• **Material for the task**
§ §
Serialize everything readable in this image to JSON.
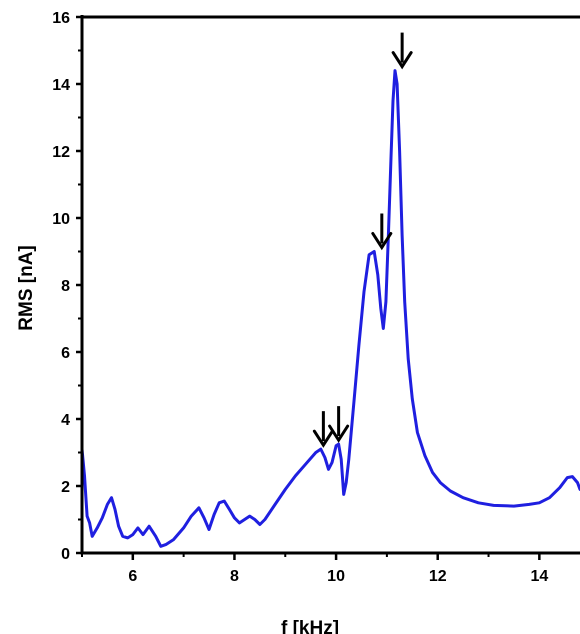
{
  "chart_data": {
    "type": "line",
    "xlabel": "f [kHz]",
    "ylabel": "RMS [nA]",
    "xlim": [
      5.0,
      14.8
    ],
    "ylim": [
      0,
      16
    ],
    "x_ticks": [
      6,
      8,
      10,
      12,
      14
    ],
    "y_ticks": [
      0,
      2,
      4,
      6,
      8,
      10,
      12,
      14,
      16
    ],
    "line_color": "#1f1fe0",
    "arrow_color": "#000000",
    "grid": false,
    "legend": "none",
    "series": [
      {
        "x": [
          5.0,
          5.05,
          5.1,
          5.15,
          5.2,
          5.3,
          5.4,
          5.5,
          5.58,
          5.65,
          5.72,
          5.8,
          5.9,
          6.0,
          6.1,
          6.2,
          6.32,
          6.45,
          6.55,
          6.65,
          6.8,
          7.0,
          7.15,
          7.3,
          7.4,
          7.5,
          7.6,
          7.7,
          7.8,
          7.9,
          8.0,
          8.1,
          8.2,
          8.3,
          8.4,
          8.5,
          8.6,
          8.8,
          9.0,
          9.2,
          9.4,
          9.6,
          9.7,
          9.78,
          9.85,
          9.92,
          10.0,
          10.05,
          10.1,
          10.15,
          10.2,
          10.25,
          10.35,
          10.45,
          10.55,
          10.65,
          10.75,
          10.82,
          10.88,
          10.93,
          10.98,
          11.03,
          11.08,
          11.12,
          11.16,
          11.2,
          11.25,
          11.3,
          11.35,
          11.42,
          11.5,
          11.6,
          11.75,
          11.9,
          12.05,
          12.25,
          12.5,
          12.8,
          13.1,
          13.5,
          13.8,
          14.0,
          14.2,
          14.4,
          14.55,
          14.65,
          14.75,
          14.8
        ],
        "y": [
          3.1,
          2.3,
          1.1,
          0.9,
          0.5,
          0.75,
          1.05,
          1.45,
          1.65,
          1.3,
          0.8,
          0.5,
          0.45,
          0.55,
          0.75,
          0.55,
          0.8,
          0.5,
          0.2,
          0.25,
          0.4,
          0.75,
          1.1,
          1.35,
          1.05,
          0.7,
          1.15,
          1.5,
          1.55,
          1.3,
          1.05,
          0.9,
          1.0,
          1.1,
          1.0,
          0.85,
          1.0,
          1.45,
          1.9,
          2.3,
          2.65,
          3.0,
          3.1,
          2.85,
          2.5,
          2.7,
          3.2,
          3.25,
          2.8,
          1.75,
          2.1,
          2.8,
          4.5,
          6.2,
          7.8,
          8.9,
          9.0,
          8.3,
          7.3,
          6.7,
          7.5,
          9.5,
          11.8,
          13.5,
          14.4,
          14.0,
          12.0,
          9.5,
          7.5,
          5.8,
          4.6,
          3.6,
          2.9,
          2.4,
          2.1,
          1.85,
          1.65,
          1.5,
          1.42,
          1.4,
          1.45,
          1.5,
          1.65,
          1.95,
          2.25,
          2.28,
          2.1,
          1.9
        ]
      }
    ],
    "annotations": [
      {
        "type": "arrow",
        "x": 9.75,
        "y": 3.1
      },
      {
        "type": "arrow",
        "x": 10.05,
        "y": 3.25
      },
      {
        "type": "arrow",
        "x": 10.9,
        "y": 9.0
      },
      {
        "type": "arrow",
        "x": 11.3,
        "y": 14.4
      }
    ]
  }
}
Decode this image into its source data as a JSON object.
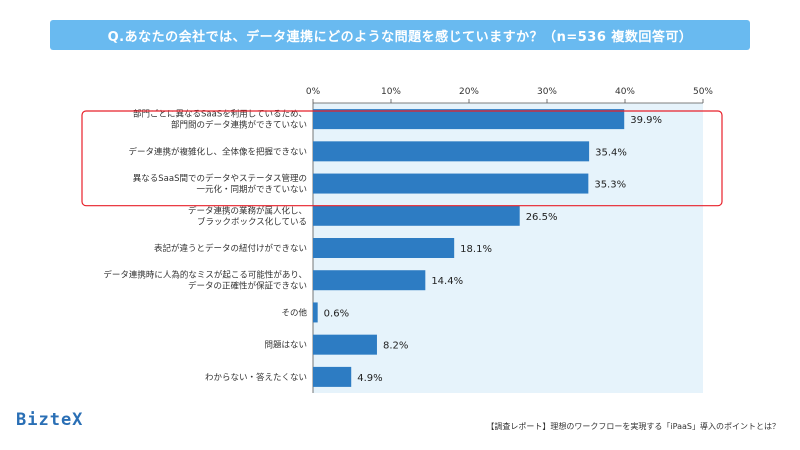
{
  "title": "Q.あなたの会社では、データ連携にどのような問題を感じていますか？（n=536 複数回答可）",
  "logo": "BizteX",
  "footer": "【調査レポート】理想のワークフローを実現する「iPaaS」導入のポイントとは？",
  "colors": {
    "bar": "#2d7cc3",
    "plot_bg": "#e6f3fb",
    "highlight": "#e8202a",
    "title_bg": "#69baf0"
  },
  "chart_data": {
    "type": "bar",
    "orientation": "horizontal",
    "xlim": [
      0,
      50
    ],
    "ticks": [
      "0%",
      "10%",
      "20%",
      "30%",
      "40%",
      "50%"
    ],
    "tick_values": [
      0,
      10,
      20,
      30,
      40,
      50
    ],
    "highlight_top_n": 3,
    "categories": [
      [
        "部門ごとに異なるSaaSを利用しているため、",
        "部門間のデータ連携ができていない"
      ],
      [
        "データ連携が複雑化し、全体像を把握できない"
      ],
      [
        "異なるSaaS間でのデータやステータス管理の",
        "一元化・同期ができていない"
      ],
      [
        "データ連携の業務が属人化し、",
        "ブラックボックス化している"
      ],
      [
        "表記が違うとデータの紐付けができない"
      ],
      [
        "データ連携時に人為的なミスが起こる可能性があり、",
        "データの正確性が保証できない"
      ],
      [
        "その他"
      ],
      [
        "問題はない"
      ],
      [
        "わからない・答えたくない"
      ]
    ],
    "values": [
      39.9,
      35.4,
      35.3,
      26.5,
      18.1,
      14.4,
      0.6,
      8.2,
      4.9
    ],
    "value_labels": [
      "39.9%",
      "35.4%",
      "35.3%",
      "26.5%",
      "18.1%",
      "14.4%",
      "0.6%",
      "8.2%",
      "4.9%"
    ]
  }
}
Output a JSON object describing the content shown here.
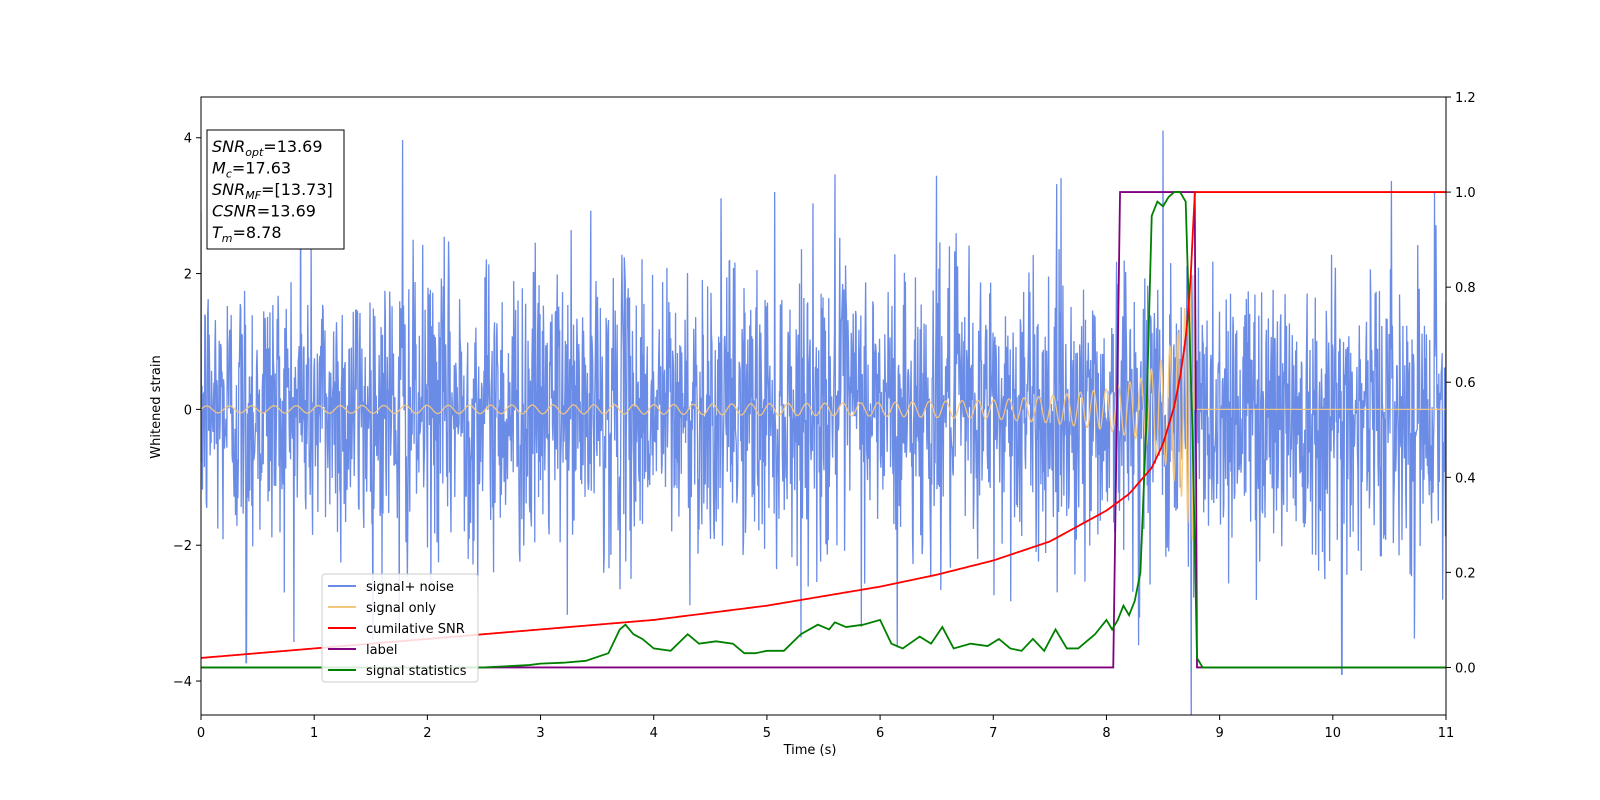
{
  "chart_data": {
    "type": "line",
    "title": "",
    "xlabel": "Time (s)",
    "ylabel": "Whitened strain",
    "y2label": "",
    "xlim": [
      0,
      11
    ],
    "ylim": [
      -4.5,
      4.6
    ],
    "y2lim": [
      -0.1,
      1.2
    ],
    "xticks": [
      0,
      1,
      2,
      3,
      4,
      5,
      6,
      7,
      8,
      9,
      10,
      11
    ],
    "yticks": [
      -4,
      -2,
      0,
      2,
      4
    ],
    "y2ticks": [
      0.0,
      0.2,
      0.4,
      0.6,
      0.8,
      1.0,
      1.2
    ],
    "grid": false,
    "legend_position": "lower-left",
    "merger_time": 8.78,
    "annotation": {
      "lines": [
        {
          "base": "SNR",
          "sub": "opt",
          "rest": "=13.69"
        },
        {
          "base": "M",
          "sub": "c",
          "rest": "=17.63"
        },
        {
          "base": "SNR",
          "sub": "MF",
          "rest": "=[13.73]"
        },
        {
          "base": "CSNR",
          "sub": "",
          "rest": "=13.69"
        },
        {
          "base": "T",
          "sub": "m",
          "rest": "=8.78"
        }
      ]
    },
    "series": [
      {
        "name": "signal+ noise",
        "axis": "left",
        "color": "#6a8be6",
        "description": "whitened noise, std ~1, peaks to ~4.2 near t=8.5",
        "noise_std": 1.0,
        "spikes": [
          [
            1.78,
            3.98
          ],
          [
            0.4,
            -3.7
          ],
          [
            0.88,
            3.6
          ],
          [
            1.75,
            -3.3
          ],
          [
            5.6,
            3.45
          ],
          [
            6.5,
            3.4
          ],
          [
            8.5,
            4.18
          ],
          [
            8.75,
            -4.1
          ],
          [
            10.08,
            -3.9
          ],
          [
            10.9,
            3.2
          ],
          [
            7.6,
            3.3
          ],
          [
            6.15,
            -3.45
          ]
        ]
      },
      {
        "name": "signal only",
        "axis": "left",
        "color": "#f5c77e",
        "description": "chirp with envelope rising to ~2.0 at merger t=8.78, zero after",
        "envelope": {
          "x": [
            0,
            4,
            6,
            7,
            7.5,
            8.0,
            8.3,
            8.5,
            8.65,
            8.75,
            8.78
          ],
          "y": [
            0.05,
            0.07,
            0.1,
            0.14,
            0.2,
            0.3,
            0.45,
            0.75,
            1.2,
            1.9,
            2.0
          ]
        }
      },
      {
        "name": "cumilative SNR",
        "axis": "right",
        "color": "#ff0000",
        "x": [
          0,
          1,
          2,
          3,
          4,
          5,
          6,
          6.5,
          7,
          7.5,
          8.0,
          8.2,
          8.4,
          8.5,
          8.6,
          8.65,
          8.7,
          8.74,
          8.78,
          8.8,
          11
        ],
        "y": [
          0.02,
          0.04,
          0.06,
          0.08,
          0.1,
          0.13,
          0.17,
          0.195,
          0.225,
          0.265,
          0.33,
          0.365,
          0.42,
          0.47,
          0.55,
          0.61,
          0.69,
          0.8,
          1.0,
          1.0,
          1.0
        ]
      },
      {
        "name": "label",
        "axis": "right",
        "color": "#800080",
        "x": [
          0,
          8.06,
          8.12,
          8.78,
          8.8,
          11
        ],
        "y": [
          0,
          0,
          1,
          1,
          0,
          0
        ]
      },
      {
        "name": "signal statistics",
        "axis": "right",
        "color": "#008000",
        "x": [
          0,
          2.5,
          2.9,
          3.0,
          3.2,
          3.4,
          3.6,
          3.7,
          3.75,
          3.82,
          3.9,
          4.0,
          4.15,
          4.3,
          4.4,
          4.55,
          4.7,
          4.8,
          4.9,
          5.0,
          5.15,
          5.3,
          5.45,
          5.55,
          5.6,
          5.7,
          5.85,
          6.0,
          6.1,
          6.2,
          6.35,
          6.45,
          6.55,
          6.65,
          6.8,
          6.95,
          7.05,
          7.15,
          7.25,
          7.35,
          7.45,
          7.55,
          7.65,
          7.75,
          7.9,
          8.0,
          8.05,
          8.1,
          8.15,
          8.2,
          8.25,
          8.3,
          8.35,
          8.4,
          8.45,
          8.5,
          8.55,
          8.6,
          8.65,
          8.7,
          8.76,
          8.8,
          8.85,
          11
        ],
        "y": [
          0,
          0,
          0.005,
          0.008,
          0.01,
          0.014,
          0.03,
          0.08,
          0.09,
          0.07,
          0.06,
          0.04,
          0.035,
          0.07,
          0.05,
          0.055,
          0.05,
          0.03,
          0.03,
          0.035,
          0.035,
          0.07,
          0.09,
          0.08,
          0.095,
          0.085,
          0.09,
          0.1,
          0.05,
          0.04,
          0.065,
          0.05,
          0.085,
          0.04,
          0.05,
          0.045,
          0.06,
          0.04,
          0.035,
          0.06,
          0.035,
          0.08,
          0.04,
          0.04,
          0.07,
          0.1,
          0.08,
          0.1,
          0.13,
          0.11,
          0.14,
          0.2,
          0.5,
          0.95,
          0.98,
          0.97,
          0.99,
          1.0,
          1.0,
          0.98,
          0.5,
          0.02,
          0.0,
          0.0
        ]
      }
    ]
  }
}
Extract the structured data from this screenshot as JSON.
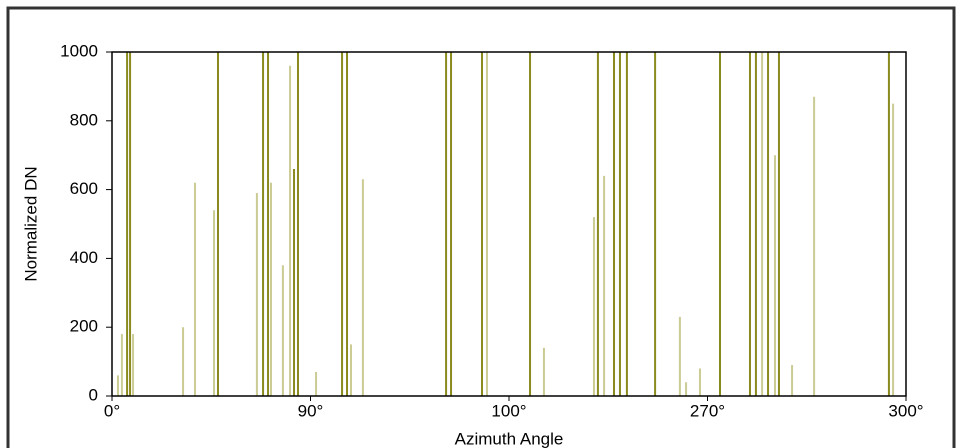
{
  "chart_data": {
    "type": "spikes",
    "y_label": "Normalized DN",
    "x_label": "Azimuth Angle",
    "xlim": [
      0,
      4
    ],
    "xticks": [
      {
        "value": 0,
        "label": "0°"
      },
      {
        "value": 1,
        "label": "90°"
      },
      {
        "value": 2,
        "label": "100°"
      },
      {
        "value": 3,
        "label": "270°"
      },
      {
        "value": 4,
        "label": "300°"
      }
    ],
    "ylim": [
      0,
      1000
    ],
    "yticks": [
      0,
      200,
      400,
      600,
      800,
      1000
    ],
    "series": [
      {
        "color": "#8a8a1e",
        "x": [
          0.076,
          0.091,
          0.534,
          0.761,
          0.786,
          0.917,
          0.937,
          1.159,
          1.184,
          1.683,
          1.708,
          1.864,
          2.106,
          2.448,
          2.529,
          2.559,
          2.594,
          2.736,
          3.063,
          3.214,
          3.244,
          3.305,
          3.36,
          3.914
        ],
        "values": [
          1000,
          1000,
          1000,
          1000,
          1000,
          660,
          1000,
          1000,
          1000,
          1000,
          1000,
          1000,
          1000,
          1000,
          1000,
          1000,
          1000,
          1000,
          1000,
          1000,
          1000,
          1000,
          1000,
          1000
        ]
      },
      {
        "color": "#cbcb94",
        "x": [
          0.03,
          0.05,
          0.106,
          0.358,
          0.418,
          0.514,
          0.73,
          0.801,
          0.861,
          0.897,
          1.028,
          1.204,
          1.264,
          1.889,
          2.176,
          2.428,
          2.479,
          2.861,
          2.892,
          2.962,
          3.275,
          3.34,
          3.426,
          3.537,
          3.935
        ],
        "values": [
          60,
          180,
          180,
          200,
          620,
          540,
          590,
          620,
          380,
          960,
          70,
          150,
          630,
          1000,
          140,
          520,
          640,
          230,
          40,
          80,
          1000,
          700,
          90,
          870,
          850
        ]
      }
    ]
  }
}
§ §
• **Direction**
Search the listing for the word "this". Copy every line in which it occurs.

• **Reply**
Serialize everything readable in this image to JSON.
Decode this image into its source data as a JSON object.
Extract the structured data from this screenshot as JSON.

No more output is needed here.